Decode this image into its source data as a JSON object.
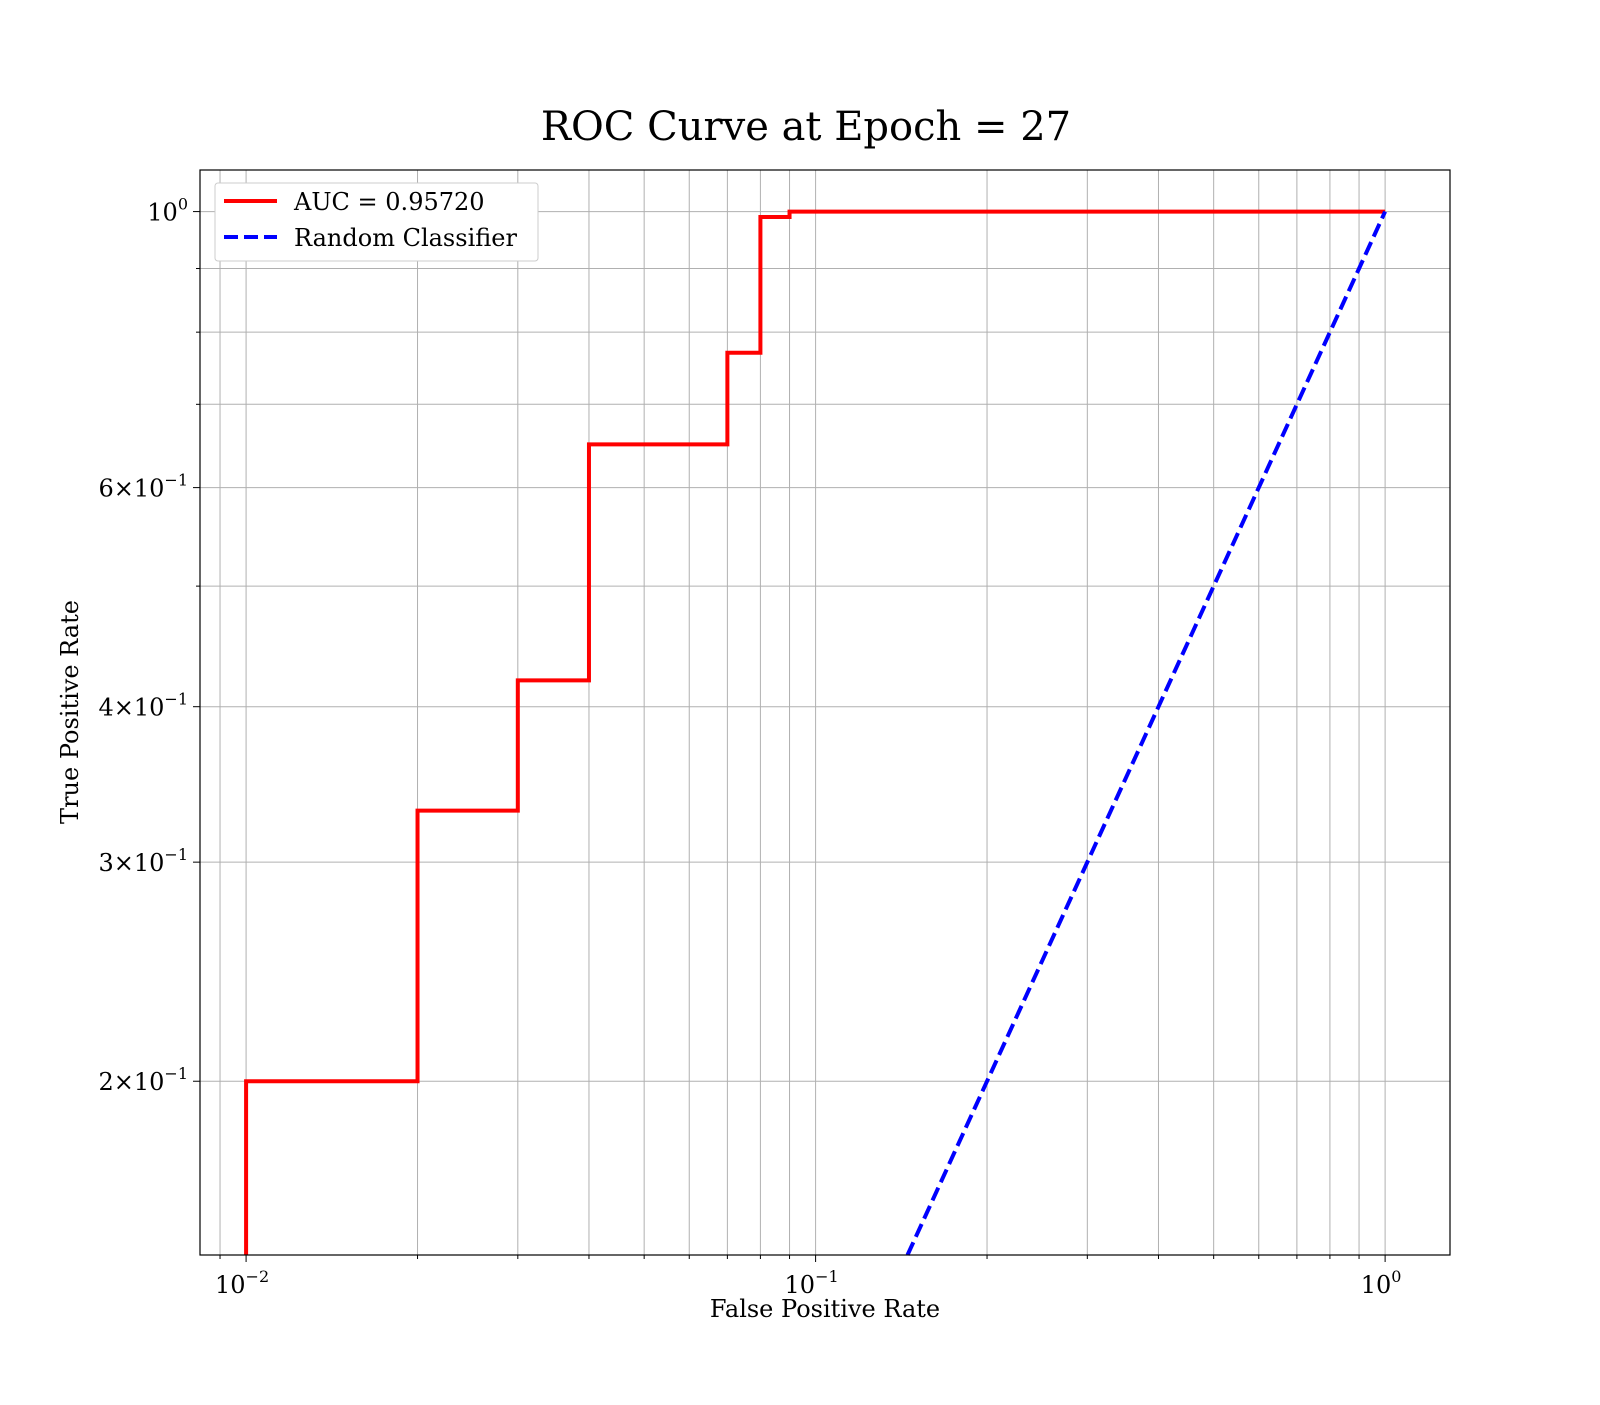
{
  "chart_data": {
    "type": "line",
    "title": "ROC Curve at Epoch = 27",
    "xlabel": "False Positive Rate",
    "ylabel": "True Positive Rate",
    "xscale": "log",
    "yscale": "log",
    "xlim": [
      0.0083,
      1.3
    ],
    "ylim": [
      0.145,
      1.08
    ],
    "grid": true,
    "legend_position": "upper-left",
    "x_tick_labels": [
      {
        "value": 0.01,
        "base": "10",
        "exp": "−2"
      },
      {
        "value": 0.1,
        "base": "10",
        "exp": "−1"
      },
      {
        "value": 1,
        "base": "10",
        "exp": "0"
      }
    ],
    "y_tick_labels": [
      {
        "value": 0.2,
        "mant": "2",
        "base": "10",
        "exp": "−1"
      },
      {
        "value": 0.3,
        "mant": "3",
        "base": "10",
        "exp": "−1"
      },
      {
        "value": 0.4,
        "mant": "4",
        "base": "10",
        "exp": "−1"
      },
      {
        "value": 0.6,
        "mant": "6",
        "base": "10",
        "exp": "−1"
      },
      {
        "value": 1.0,
        "mant": "",
        "base": "10",
        "exp": "0"
      }
    ],
    "series": [
      {
        "name": "AUC = 0.95720",
        "color": "#ff0000",
        "dash": "solid",
        "x": [
          0.01,
          0.01,
          0.02,
          0.02,
          0.03,
          0.03,
          0.04,
          0.04,
          0.07,
          0.07,
          0.08,
          0.08,
          0.09,
          0.09,
          1.0
        ],
        "y": [
          0.145,
          0.2,
          0.2,
          0.33,
          0.33,
          0.42,
          0.42,
          0.65,
          0.65,
          0.77,
          0.77,
          0.99,
          0.99,
          1.0,
          1.0
        ]
      },
      {
        "name": "Random Classifier",
        "color": "#0000ff",
        "dash": "dashed",
        "x": [
          0.145,
          1.0
        ],
        "y": [
          0.145,
          1.0
        ]
      }
    ]
  }
}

========

Instructions to follow
A faithful copy of the records above is needed, with the pictures left out.

Output for this task
Decode this image into its source data as a JSON object.
{
  "chart_data": {
    "type": "line",
    "title": "ROC Curve at Epoch = 27",
    "xlabel": "False Positive Rate",
    "ylabel": "True Positive Rate",
    "xscale": "log",
    "yscale": "log",
    "xlim": [
      0.0083,
      1.3
    ],
    "ylim": [
      0.145,
      1.08
    ],
    "grid": true,
    "legend_position": "upper-left",
    "x_tick_labels": [
      {
        "value": 0.01,
        "base": "10",
        "exp": "−2"
      },
      {
        "value": 0.1,
        "base": "10",
        "exp": "−1"
      },
      {
        "value": 1,
        "base": "10",
        "exp": "0"
      }
    ],
    "y_tick_labels": [
      {
        "value": 0.2,
        "mant": "2",
        "base": "10",
        "exp": "−1"
      },
      {
        "value": 0.3,
        "mant": "3",
        "base": "10",
        "exp": "−1"
      },
      {
        "value": 0.4,
        "mant": "4",
        "base": "10",
        "exp": "−1"
      },
      {
        "value": 0.6,
        "mant": "6",
        "base": "10",
        "exp": "−1"
      },
      {
        "value": 1.0,
        "mant": "",
        "base": "10",
        "exp": "0"
      }
    ],
    "series": [
      {
        "name": "AUC = 0.95720",
        "color": "#ff0000",
        "dash": "solid",
        "x": [
          0.01,
          0.01,
          0.02,
          0.02,
          0.03,
          0.03,
          0.04,
          0.04,
          0.07,
          0.07,
          0.08,
          0.08,
          0.09,
          0.09,
          1.0
        ],
        "y": [
          0.145,
          0.2,
          0.2,
          0.33,
          0.33,
          0.42,
          0.42,
          0.65,
          0.65,
          0.77,
          0.77,
          0.99,
          0.99,
          1.0,
          1.0
        ]
      },
      {
        "name": "Random Classifier",
        "color": "#0000ff",
        "dash": "dashed",
        "x": [
          0.145,
          1.0
        ],
        "y": [
          0.145,
          1.0
        ]
      }
    ]
  }
}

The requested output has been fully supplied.